READING TEXT:
↓↓↓

After listening to hundreds of hours of ape calls, Dr. Townsend and his team of scientists say they have detected something distinctive in the human language: the ability to put together strings of sounds to create new meanings.
To convey specific meanings, numerous animals use a wide range of sounds and acoustic signals for communication. When an animal makes a sound, it usually means just one thing. For example, monkeys make one warning call if a leopard appears, and a different one if there is an incoming eagle.
In contrast, humans string words together to combine their individual meanings into something new. Linguists call this compositionality and have long considered it to be an essential part of language, for it allows us to understand complex expressions, such as “She is a bad dancer,” based on our understanding of the individual words and their arrangement. “It’s the force behind language’s creativity and productivity,” Simon Townsend, a comparative psychologist at the University of Zurich, said to The New York Times. “Theoretically, you can come up with any phrase that has never been uttered before.” Scientists have found no clear sign of compositionality in other species for decades. However, Dr. Townsend and his colleagues discovered a hint of it in chimpanzees a few years ago.

↑↑↑

A block of data:

↓↓↓

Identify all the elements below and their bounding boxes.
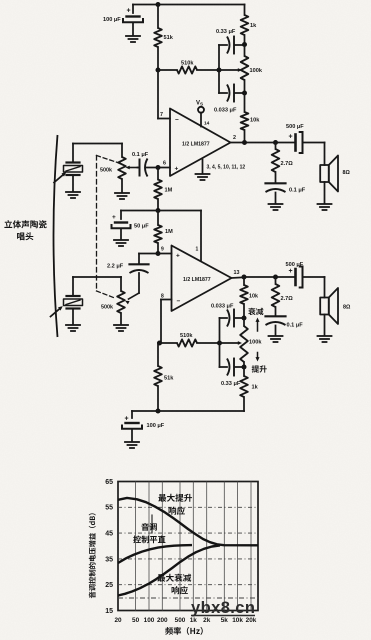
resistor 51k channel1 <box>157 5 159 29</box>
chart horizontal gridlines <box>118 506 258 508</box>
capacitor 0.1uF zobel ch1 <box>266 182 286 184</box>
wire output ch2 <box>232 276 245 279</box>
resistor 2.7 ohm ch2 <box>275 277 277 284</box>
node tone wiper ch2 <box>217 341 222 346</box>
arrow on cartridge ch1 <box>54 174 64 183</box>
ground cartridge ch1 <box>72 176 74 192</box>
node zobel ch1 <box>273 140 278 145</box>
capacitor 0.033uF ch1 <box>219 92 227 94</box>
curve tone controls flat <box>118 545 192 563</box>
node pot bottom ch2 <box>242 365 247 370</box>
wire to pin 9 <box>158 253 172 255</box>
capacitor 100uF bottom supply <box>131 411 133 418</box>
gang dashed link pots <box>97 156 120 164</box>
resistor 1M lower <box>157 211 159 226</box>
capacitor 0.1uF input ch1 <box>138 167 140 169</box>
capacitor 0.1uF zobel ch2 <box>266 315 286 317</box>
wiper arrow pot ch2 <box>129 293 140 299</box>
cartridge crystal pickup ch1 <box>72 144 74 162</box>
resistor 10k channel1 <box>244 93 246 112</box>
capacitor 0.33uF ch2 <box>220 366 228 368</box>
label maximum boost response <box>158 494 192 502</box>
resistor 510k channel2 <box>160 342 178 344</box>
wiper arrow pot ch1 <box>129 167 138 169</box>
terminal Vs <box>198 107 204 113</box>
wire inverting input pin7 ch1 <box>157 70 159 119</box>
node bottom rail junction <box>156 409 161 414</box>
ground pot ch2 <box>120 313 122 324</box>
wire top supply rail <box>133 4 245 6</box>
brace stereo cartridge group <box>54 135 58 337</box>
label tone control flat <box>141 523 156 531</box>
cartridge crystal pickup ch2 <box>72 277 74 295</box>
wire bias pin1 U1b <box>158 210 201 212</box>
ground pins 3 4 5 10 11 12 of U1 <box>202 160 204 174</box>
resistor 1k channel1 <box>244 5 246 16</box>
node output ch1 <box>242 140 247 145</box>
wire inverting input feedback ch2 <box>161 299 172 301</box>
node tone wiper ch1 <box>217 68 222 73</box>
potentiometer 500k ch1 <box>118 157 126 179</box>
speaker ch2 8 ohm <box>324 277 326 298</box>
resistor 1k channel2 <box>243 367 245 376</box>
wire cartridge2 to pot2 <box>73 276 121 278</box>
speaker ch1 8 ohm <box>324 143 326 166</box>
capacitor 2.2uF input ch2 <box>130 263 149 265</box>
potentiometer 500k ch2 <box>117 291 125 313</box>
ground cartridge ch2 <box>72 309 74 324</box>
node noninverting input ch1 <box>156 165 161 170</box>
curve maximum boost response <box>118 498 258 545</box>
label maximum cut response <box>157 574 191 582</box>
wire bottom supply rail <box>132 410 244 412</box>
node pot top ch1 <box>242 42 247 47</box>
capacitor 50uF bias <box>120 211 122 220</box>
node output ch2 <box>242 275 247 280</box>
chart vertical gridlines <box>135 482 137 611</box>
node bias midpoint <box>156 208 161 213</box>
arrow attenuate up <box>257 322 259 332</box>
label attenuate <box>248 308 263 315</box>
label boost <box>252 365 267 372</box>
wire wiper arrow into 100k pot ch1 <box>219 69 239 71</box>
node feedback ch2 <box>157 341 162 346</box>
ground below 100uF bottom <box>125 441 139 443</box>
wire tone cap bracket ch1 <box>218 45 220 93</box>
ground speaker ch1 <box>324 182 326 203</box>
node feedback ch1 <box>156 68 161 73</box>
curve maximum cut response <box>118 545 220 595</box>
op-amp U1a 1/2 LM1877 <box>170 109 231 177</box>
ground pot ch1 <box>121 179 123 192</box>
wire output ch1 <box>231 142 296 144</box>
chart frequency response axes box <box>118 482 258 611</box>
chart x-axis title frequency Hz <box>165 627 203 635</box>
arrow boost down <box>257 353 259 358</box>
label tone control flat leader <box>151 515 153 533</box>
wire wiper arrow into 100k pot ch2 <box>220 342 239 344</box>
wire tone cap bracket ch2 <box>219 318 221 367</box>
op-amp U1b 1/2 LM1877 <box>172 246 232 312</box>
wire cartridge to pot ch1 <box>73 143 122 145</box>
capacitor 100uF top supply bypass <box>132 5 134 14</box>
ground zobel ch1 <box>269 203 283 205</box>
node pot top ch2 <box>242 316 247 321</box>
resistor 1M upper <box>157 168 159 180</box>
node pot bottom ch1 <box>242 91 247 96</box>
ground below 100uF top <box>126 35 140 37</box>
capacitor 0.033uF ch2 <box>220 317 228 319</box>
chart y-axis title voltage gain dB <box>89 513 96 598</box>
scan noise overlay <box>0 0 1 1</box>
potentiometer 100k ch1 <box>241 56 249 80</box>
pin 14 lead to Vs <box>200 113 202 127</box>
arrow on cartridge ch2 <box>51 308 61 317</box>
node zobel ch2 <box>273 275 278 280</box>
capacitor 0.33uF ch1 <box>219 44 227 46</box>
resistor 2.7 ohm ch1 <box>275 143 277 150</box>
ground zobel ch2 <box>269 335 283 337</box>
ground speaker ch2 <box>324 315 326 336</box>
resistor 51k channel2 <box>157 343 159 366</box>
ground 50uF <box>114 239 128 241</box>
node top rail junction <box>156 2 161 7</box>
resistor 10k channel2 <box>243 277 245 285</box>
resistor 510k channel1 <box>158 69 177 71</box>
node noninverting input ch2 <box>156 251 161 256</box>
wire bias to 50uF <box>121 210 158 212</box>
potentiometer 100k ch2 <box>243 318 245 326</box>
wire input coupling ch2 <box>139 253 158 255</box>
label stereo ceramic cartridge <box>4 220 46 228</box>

↑↑↑

WHAT IS REQUIRED:
Reproduce the text on ape calls word for word, beginning at the words "After listening to" and stopping after "an incoming eagle.".

THE SOLUTION:
After listening to hundreds of hours of ape calls, Dr. Townsend and his team of scientists say they have detected something distinctive in the human language: the ability to put together strings of sounds to create new meanings.
To convey specific meanings, numerous animals use a wide range of sounds and acoustic signals for communication. When an animal makes a sound, it usually means just one thing. For example, monkeys make one warning call if a leopard appears, and a different one if there is an incoming eagle.